## REQUEST
Skip the images and return the records below exactly.

## RECORDS SUPPLIED
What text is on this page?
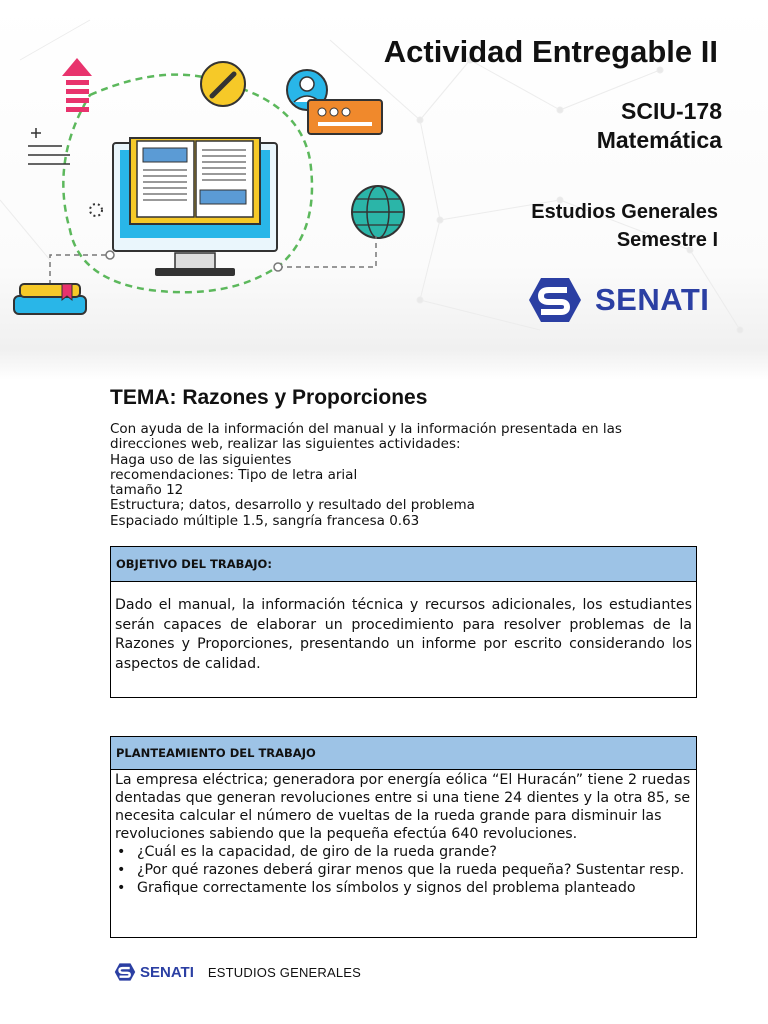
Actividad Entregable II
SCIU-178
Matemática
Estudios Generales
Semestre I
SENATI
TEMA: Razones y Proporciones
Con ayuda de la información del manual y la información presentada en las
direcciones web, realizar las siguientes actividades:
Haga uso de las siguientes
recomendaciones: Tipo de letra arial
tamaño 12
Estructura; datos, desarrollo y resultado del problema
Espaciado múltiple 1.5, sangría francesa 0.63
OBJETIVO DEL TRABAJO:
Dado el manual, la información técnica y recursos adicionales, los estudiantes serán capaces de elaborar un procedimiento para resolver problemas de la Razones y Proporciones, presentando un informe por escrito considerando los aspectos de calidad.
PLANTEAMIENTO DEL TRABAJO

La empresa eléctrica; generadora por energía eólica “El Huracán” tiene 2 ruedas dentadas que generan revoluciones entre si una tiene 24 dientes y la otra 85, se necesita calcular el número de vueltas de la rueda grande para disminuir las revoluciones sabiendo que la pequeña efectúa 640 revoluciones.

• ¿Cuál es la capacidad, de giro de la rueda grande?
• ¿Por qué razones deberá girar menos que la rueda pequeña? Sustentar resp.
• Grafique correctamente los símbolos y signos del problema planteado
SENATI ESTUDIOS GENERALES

## THE RESULT
What text is on this page?
Actividad Entregable II
SCIU-178
Matemática
Estudios Generales
Semestre I
SENATI
TEMA: Razones y Proporciones
Con ayuda de la información del manual y la información presentada en las
direcciones web, realizar las siguientes actividades:
Haga uso de las siguientes
recomendaciones: Tipo de letra arial
tamaño 12
Estructura; datos, desarrollo y resultado del problema
Espaciado múltiple 1.5, sangría francesa 0.63
OBJETIVO DEL TRABAJO:
Dado el manual, la información técnica y recursos adicionales, los estudiantes serán capaces de elaborar un procedimiento para resolver problemas de la Razones y Proporciones, presentando un informe por escrito considerando los aspectos de calidad.
PLANTEAMIENTO DEL TRABAJO

La empresa eléctrica; generadora por energía eólica “El Huracán” tiene 2 ruedas dentadas que generan revoluciones entre si una tiene 24 dientes y la otra 85, se necesita calcular el número de vueltas de la rueda grande para disminuir las revoluciones sabiendo que la pequeña efectúa 640 revoluciones.

• ¿Cuál es la capacidad, de giro de la rueda grande?
• ¿Por qué razones deberá girar menos que la rueda pequeña? Sustentar resp.
• Grafique correctamente los símbolos y signos del problema planteado
SENATI ESTUDIOS GENERALES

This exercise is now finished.